### Exercise requirements
Copy the data word for word, keeping every line.
....
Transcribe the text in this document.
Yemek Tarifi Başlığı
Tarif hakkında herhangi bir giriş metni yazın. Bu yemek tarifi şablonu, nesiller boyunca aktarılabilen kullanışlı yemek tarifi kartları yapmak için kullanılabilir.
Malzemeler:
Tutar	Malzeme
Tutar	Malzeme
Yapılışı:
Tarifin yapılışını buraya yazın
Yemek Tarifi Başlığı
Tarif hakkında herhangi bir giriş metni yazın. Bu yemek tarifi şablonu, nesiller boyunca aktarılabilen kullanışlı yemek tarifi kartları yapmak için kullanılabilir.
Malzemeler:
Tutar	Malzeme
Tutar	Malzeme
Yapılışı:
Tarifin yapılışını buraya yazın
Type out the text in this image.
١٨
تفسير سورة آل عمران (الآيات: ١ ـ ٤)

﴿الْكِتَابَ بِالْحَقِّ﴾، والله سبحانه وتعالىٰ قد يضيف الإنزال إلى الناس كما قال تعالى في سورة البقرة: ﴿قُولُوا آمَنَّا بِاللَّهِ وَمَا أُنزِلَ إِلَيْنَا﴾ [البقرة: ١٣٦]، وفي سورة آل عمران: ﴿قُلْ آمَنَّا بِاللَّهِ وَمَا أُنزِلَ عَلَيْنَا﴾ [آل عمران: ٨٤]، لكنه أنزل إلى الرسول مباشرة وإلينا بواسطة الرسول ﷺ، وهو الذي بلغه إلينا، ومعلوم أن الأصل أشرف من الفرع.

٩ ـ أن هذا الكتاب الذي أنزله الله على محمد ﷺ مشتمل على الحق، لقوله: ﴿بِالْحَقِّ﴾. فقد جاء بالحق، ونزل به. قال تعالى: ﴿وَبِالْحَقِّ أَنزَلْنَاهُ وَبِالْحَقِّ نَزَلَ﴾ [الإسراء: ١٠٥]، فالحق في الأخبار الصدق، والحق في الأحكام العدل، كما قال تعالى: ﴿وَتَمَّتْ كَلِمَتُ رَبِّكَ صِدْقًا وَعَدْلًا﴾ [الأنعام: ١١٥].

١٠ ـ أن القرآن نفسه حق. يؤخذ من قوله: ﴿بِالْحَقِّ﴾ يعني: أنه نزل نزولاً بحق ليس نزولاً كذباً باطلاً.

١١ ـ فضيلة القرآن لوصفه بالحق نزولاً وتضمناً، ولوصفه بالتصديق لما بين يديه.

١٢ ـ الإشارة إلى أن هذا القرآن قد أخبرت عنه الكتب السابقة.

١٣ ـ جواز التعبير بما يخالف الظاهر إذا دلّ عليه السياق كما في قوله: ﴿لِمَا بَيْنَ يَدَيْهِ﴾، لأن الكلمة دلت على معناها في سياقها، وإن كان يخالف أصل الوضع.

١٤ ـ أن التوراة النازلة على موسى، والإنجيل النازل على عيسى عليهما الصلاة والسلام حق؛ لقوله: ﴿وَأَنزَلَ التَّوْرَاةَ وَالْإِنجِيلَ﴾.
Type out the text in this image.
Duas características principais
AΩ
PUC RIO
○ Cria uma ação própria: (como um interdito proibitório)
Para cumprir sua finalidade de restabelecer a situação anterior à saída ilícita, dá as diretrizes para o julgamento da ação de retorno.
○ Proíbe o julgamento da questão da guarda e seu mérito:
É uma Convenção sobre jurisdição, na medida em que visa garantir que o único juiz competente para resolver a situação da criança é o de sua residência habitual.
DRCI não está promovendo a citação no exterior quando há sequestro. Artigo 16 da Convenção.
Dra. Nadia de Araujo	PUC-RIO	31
....
### Response for this exercise
Transcribe the text in this document.
Yemek Tarifi Başlığı
Tarif hakkında herhangi bir giriş metni yazın. Bu yemek tarifi şablonu, nesiller boyunca aktarılabilen kullanışlı yemek tarifi kartları yapmak için kullanılabilir.
Malzemeler:
Tutar	Malzeme
Tutar	Malzeme
Yapılışı:
Tarifin yapılışını buraya yazın
Yemek Tarifi Başlığı
Tarif hakkında herhangi bir giriş metni yazın. Bu yemek tarifi şablonu, nesiller boyunca aktarılabilen kullanışlı yemek tarifi kartları yapmak için kullanılabilir.
Malzemeler:
Tutar	Malzeme
Tutar	Malzeme
Yapılışı:
Tarifin yapılışını buraya yazın
Type out the text in this image.
١٨
تفسير سورة آل عمران (الآيات: ١ ـ ٤)

﴿الْكِتَابَ بِالْحَقِّ﴾، والله سبحانه وتعالىٰ قد يضيف الإنزال إلى الناس كما قال تعالى في سورة البقرة: ﴿قُولُوا آمَنَّا بِاللَّهِ وَمَا أُنزِلَ إِلَيْنَا﴾ [البقرة: ١٣٦]، وفي سورة آل عمران: ﴿قُلْ آمَنَّا بِاللَّهِ وَمَا أُنزِلَ عَلَيْنَا﴾ [آل عمران: ٨٤]، لكنه أنزل إلى الرسول مباشرة وإلينا بواسطة الرسول ﷺ، وهو الذي بلغه إلينا، ومعلوم أن الأصل أشرف من الفرع.

٩ ـ أن هذا الكتاب الذي أنزله الله على محمد ﷺ مشتمل على الحق، لقوله: ﴿بِالْحَقِّ﴾. فقد جاء بالحق، ونزل به. قال تعالى: ﴿وَبِالْحَقِّ أَنزَلْنَاهُ وَبِالْحَقِّ نَزَلَ﴾ [الإسراء: ١٠٥]، فالحق في الأخبار الصدق، والحق في الأحكام العدل، كما قال تعالى: ﴿وَتَمَّتْ كَلِمَتُ رَبِّكَ صِدْقًا وَعَدْلًا﴾ [الأنعام: ١١٥].

١٠ ـ أن القرآن نفسه حق. يؤخذ من قوله: ﴿بِالْحَقِّ﴾ يعني: أنه نزل نزولاً بحق ليس نزولاً كذباً باطلاً.

١١ ـ فضيلة القرآن لوصفه بالحق نزولاً وتضمناً، ولوصفه بالتصديق لما بين يديه.

١٢ ـ الإشارة إلى أن هذا القرآن قد أخبرت عنه الكتب السابقة.

١٣ ـ جواز التعبير بما يخالف الظاهر إذا دلّ عليه السياق كما في قوله: ﴿لِمَا بَيْنَ يَدَيْهِ﴾، لأن الكلمة دلت على معناها في سياقها، وإن كان يخالف أصل الوضع.

١٤ ـ أن التوراة النازلة على موسى، والإنجيل النازل على عيسى عليهما الصلاة والسلام حق؛ لقوله: ﴿وَأَنزَلَ التَّوْرَاةَ وَالْإِنجِيلَ﴾.
Type out the text in this image.
Duas características principais
AΩ
PUC RIO
○ Cria uma ação própria: (como um interdito proibitório)
Para cumprir sua finalidade de restabelecer a situação anterior à saída ilícita, dá as diretrizes para o julgamento da ação de retorno.
○ Proíbe o julgamento da questão da guarda e seu mérito:
É uma Convenção sobre jurisdição, na medida em que visa garantir que o único juiz competente para resolver a situação da criança é o de sua residência habitual.
DRCI não está promovendo a citação no exterior quando há sequestro. Artigo 16 da Convenção.
Dra. Nadia de Araujo	PUC-RIO	31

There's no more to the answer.